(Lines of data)
+===+
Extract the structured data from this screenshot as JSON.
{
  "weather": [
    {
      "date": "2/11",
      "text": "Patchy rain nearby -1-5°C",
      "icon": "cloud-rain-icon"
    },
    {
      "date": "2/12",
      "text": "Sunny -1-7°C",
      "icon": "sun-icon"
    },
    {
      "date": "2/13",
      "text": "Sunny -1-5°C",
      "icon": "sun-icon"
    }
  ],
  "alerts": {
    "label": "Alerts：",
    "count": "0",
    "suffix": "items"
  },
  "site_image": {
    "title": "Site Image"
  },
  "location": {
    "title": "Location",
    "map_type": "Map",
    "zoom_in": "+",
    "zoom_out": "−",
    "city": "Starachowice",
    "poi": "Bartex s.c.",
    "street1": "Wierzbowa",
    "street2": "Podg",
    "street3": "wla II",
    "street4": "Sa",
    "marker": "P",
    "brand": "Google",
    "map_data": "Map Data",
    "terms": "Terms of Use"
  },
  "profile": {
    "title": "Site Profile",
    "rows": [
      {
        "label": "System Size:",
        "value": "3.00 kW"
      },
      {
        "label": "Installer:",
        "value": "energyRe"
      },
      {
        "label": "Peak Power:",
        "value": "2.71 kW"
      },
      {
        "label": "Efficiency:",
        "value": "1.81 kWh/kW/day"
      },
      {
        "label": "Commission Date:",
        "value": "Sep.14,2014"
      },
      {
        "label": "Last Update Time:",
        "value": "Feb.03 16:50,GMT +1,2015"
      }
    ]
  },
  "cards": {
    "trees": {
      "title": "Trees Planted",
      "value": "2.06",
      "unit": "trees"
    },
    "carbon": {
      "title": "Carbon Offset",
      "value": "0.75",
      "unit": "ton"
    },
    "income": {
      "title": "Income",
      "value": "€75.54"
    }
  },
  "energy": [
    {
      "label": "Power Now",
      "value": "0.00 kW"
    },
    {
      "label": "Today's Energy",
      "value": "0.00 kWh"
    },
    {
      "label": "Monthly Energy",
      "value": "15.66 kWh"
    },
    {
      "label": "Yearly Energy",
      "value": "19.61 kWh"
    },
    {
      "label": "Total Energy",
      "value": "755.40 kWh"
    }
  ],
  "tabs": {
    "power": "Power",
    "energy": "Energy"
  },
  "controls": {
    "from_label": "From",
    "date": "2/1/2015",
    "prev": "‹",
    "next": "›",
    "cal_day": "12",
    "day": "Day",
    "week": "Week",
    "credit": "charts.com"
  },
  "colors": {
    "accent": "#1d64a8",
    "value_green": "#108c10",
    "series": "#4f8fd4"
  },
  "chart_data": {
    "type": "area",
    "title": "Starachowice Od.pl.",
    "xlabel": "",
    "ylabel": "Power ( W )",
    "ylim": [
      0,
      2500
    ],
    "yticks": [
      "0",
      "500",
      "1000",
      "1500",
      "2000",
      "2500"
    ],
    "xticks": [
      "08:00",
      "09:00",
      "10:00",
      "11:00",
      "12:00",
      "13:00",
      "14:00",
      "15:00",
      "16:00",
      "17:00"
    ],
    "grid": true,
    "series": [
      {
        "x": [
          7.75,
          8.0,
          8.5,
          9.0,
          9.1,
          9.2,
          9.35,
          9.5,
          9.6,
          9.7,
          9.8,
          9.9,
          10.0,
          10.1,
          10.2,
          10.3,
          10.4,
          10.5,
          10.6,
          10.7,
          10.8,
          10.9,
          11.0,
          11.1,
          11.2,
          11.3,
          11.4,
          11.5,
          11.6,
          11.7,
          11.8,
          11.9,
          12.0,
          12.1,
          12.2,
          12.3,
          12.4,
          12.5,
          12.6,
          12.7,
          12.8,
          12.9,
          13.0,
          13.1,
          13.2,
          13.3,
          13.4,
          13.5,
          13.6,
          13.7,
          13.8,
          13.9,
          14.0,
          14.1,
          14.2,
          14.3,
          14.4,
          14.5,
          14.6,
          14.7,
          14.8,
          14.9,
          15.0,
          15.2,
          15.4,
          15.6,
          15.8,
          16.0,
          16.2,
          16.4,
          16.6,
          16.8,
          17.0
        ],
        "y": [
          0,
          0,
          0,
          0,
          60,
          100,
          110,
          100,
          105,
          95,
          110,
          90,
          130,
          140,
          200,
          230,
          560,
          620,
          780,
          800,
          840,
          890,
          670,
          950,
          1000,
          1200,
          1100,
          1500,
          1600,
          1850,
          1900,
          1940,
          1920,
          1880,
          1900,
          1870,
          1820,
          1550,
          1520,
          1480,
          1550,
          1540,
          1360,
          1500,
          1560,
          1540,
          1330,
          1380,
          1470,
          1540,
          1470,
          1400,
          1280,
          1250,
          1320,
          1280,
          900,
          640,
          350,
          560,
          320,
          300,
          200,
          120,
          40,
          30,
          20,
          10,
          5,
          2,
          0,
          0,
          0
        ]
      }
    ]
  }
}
+===+
— OBJECTIVE —
Reproduce all data above, unchanged.

— OUTPUT OF THE TASK —
Extract the structured data from this screenshot as JSON.
{
  "weather": [
    {
      "date": "2/11",
      "text": "Patchy rain nearby -1-5°C",
      "icon": "cloud-rain-icon"
    },
    {
      "date": "2/12",
      "text": "Sunny -1-7°C",
      "icon": "sun-icon"
    },
    {
      "date": "2/13",
      "text": "Sunny -1-5°C",
      "icon": "sun-icon"
    }
  ],
  "alerts": {
    "label": "Alerts：",
    "count": "0",
    "suffix": "items"
  },
  "site_image": {
    "title": "Site Image"
  },
  "location": {
    "title": "Location",
    "map_type": "Map",
    "zoom_in": "+",
    "zoom_out": "−",
    "city": "Starachowice",
    "poi": "Bartex s.c.",
    "street1": "Wierzbowa",
    "street2": "Podg",
    "street3": "wla II",
    "street4": "Sa",
    "marker": "P",
    "brand": "Google",
    "map_data": "Map Data",
    "terms": "Terms of Use"
  },
  "profile": {
    "title": "Site Profile",
    "rows": [
      {
        "label": "System Size:",
        "value": "3.00 kW"
      },
      {
        "label": "Installer:",
        "value": "energyRe"
      },
      {
        "label": "Peak Power:",
        "value": "2.71 kW"
      },
      {
        "label": "Efficiency:",
        "value": "1.81 kWh/kW/day"
      },
      {
        "label": "Commission Date:",
        "value": "Sep.14,2014"
      },
      {
        "label": "Last Update Time:",
        "value": "Feb.03 16:50,GMT +1,2015"
      }
    ]
  },
  "cards": {
    "trees": {
      "title": "Trees Planted",
      "value": "2.06",
      "unit": "trees"
    },
    "carbon": {
      "title": "Carbon Offset",
      "value": "0.75",
      "unit": "ton"
    },
    "income": {
      "title": "Income",
      "value": "€75.54"
    }
  },
  "energy": [
    {
      "label": "Power Now",
      "value": "0.00 kW"
    },
    {
      "label": "Today's Energy",
      "value": "0.00 kWh"
    },
    {
      "label": "Monthly Energy",
      "value": "15.66 kWh"
    },
    {
      "label": "Yearly Energy",
      "value": "19.61 kWh"
    },
    {
      "label": "Total Energy",
      "value": "755.40 kWh"
    }
  ],
  "tabs": {
    "power": "Power",
    "energy": "Energy"
  },
  "controls": {
    "from_label": "From",
    "date": "2/1/2015",
    "prev": "‹",
    "next": "›",
    "cal_day": "12",
    "day": "Day",
    "week": "Week",
    "credit": "charts.com"
  },
  "colors": {
    "accent": "#1d64a8",
    "value_green": "#108c10",
    "series": "#4f8fd4"
  },
  "chart_data": {
    "type": "area",
    "title": "Starachowice Od.pl.",
    "xlabel": "",
    "ylabel": "Power ( W )",
    "ylim": [
      0,
      2500
    ],
    "yticks": [
      "0",
      "500",
      "1000",
      "1500",
      "2000",
      "2500"
    ],
    "xticks": [
      "08:00",
      "09:00",
      "10:00",
      "11:00",
      "12:00",
      "13:00",
      "14:00",
      "15:00",
      "16:00",
      "17:00"
    ],
    "grid": true,
    "series": [
      {
        "x": [
          7.75,
          8.0,
          8.5,
          9.0,
          9.1,
          9.2,
          9.35,
          9.5,
          9.6,
          9.7,
          9.8,
          9.9,
          10.0,
          10.1,
          10.2,
          10.3,
          10.4,
          10.5,
          10.6,
          10.7,
          10.8,
          10.9,
          11.0,
          11.1,
          11.2,
          11.3,
          11.4,
          11.5,
          11.6,
          11.7,
          11.8,
          11.9,
          12.0,
          12.1,
          12.2,
          12.3,
          12.4,
          12.5,
          12.6,
          12.7,
          12.8,
          12.9,
          13.0,
          13.1,
          13.2,
          13.3,
          13.4,
          13.5,
          13.6,
          13.7,
          13.8,
          13.9,
          14.0,
          14.1,
          14.2,
          14.3,
          14.4,
          14.5,
          14.6,
          14.7,
          14.8,
          14.9,
          15.0,
          15.2,
          15.4,
          15.6,
          15.8,
          16.0,
          16.2,
          16.4,
          16.6,
          16.8,
          17.0
        ],
        "y": [
          0,
          0,
          0,
          0,
          60,
          100,
          110,
          100,
          105,
          95,
          110,
          90,
          130,
          140,
          200,
          230,
          560,
          620,
          780,
          800,
          840,
          890,
          670,
          950,
          1000,
          1200,
          1100,
          1500,
          1600,
          1850,
          1900,
          1940,
          1920,
          1880,
          1900,
          1870,
          1820,
          1550,
          1520,
          1480,
          1550,
          1540,
          1360,
          1500,
          1560,
          1540,
          1330,
          1380,
          1470,
          1540,
          1470,
          1400,
          1280,
          1250,
          1320,
          1280,
          900,
          640,
          350,
          560,
          320,
          300,
          200,
          120,
          40,
          30,
          20,
          10,
          5,
          2,
          0,
          0,
          0
        ]
      }
    ]
  }
}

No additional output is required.